• [What is expected] Find how many lines in the material contain "America"; your answer should be that number alone.

• [Records for this exercise]
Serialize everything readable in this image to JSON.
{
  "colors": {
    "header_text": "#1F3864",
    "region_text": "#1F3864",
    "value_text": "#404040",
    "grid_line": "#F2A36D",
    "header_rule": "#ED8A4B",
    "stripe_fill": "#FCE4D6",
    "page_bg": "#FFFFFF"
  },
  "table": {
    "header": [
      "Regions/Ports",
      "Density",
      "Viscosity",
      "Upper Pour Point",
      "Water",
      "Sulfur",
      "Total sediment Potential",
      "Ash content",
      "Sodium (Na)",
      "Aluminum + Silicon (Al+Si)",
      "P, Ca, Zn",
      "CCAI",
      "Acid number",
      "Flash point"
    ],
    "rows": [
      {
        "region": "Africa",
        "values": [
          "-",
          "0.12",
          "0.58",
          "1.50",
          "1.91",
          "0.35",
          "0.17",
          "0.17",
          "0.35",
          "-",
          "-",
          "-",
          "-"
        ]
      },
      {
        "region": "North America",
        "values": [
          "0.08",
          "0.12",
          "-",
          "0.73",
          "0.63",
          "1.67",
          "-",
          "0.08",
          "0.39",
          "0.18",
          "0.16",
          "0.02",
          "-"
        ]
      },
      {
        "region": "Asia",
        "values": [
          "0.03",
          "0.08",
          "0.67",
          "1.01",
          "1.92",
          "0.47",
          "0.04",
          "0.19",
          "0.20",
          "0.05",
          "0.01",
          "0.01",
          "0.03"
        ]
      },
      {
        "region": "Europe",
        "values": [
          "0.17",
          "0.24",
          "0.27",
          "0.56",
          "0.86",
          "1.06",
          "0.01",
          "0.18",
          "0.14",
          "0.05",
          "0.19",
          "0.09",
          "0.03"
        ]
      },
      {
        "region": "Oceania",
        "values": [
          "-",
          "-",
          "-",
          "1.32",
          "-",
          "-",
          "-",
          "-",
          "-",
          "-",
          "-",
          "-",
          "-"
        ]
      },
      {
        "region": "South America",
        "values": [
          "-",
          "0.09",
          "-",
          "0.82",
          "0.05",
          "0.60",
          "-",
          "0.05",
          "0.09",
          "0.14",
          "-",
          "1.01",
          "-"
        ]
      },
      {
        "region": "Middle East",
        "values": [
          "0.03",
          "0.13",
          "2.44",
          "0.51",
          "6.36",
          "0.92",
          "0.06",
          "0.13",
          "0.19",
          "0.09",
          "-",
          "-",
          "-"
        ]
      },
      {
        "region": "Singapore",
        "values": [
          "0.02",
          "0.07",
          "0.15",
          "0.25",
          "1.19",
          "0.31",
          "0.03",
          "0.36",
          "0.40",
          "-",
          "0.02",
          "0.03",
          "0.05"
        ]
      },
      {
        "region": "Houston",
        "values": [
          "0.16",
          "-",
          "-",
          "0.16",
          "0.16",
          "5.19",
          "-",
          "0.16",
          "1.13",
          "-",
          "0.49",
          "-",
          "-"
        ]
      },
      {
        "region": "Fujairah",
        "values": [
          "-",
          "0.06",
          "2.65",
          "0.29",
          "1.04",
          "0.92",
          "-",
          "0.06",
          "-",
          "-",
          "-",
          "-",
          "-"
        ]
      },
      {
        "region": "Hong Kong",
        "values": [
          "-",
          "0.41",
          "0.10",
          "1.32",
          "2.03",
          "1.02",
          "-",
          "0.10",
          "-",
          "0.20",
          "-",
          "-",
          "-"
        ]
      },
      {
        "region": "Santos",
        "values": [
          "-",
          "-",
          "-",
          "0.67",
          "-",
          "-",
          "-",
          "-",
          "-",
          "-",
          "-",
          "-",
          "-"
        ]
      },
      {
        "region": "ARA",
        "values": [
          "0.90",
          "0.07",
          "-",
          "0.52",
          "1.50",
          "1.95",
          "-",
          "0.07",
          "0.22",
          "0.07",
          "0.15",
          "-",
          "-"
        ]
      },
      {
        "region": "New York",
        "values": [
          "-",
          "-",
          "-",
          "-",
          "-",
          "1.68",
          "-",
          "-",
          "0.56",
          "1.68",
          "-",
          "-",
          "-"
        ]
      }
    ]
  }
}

• [Full solution] 2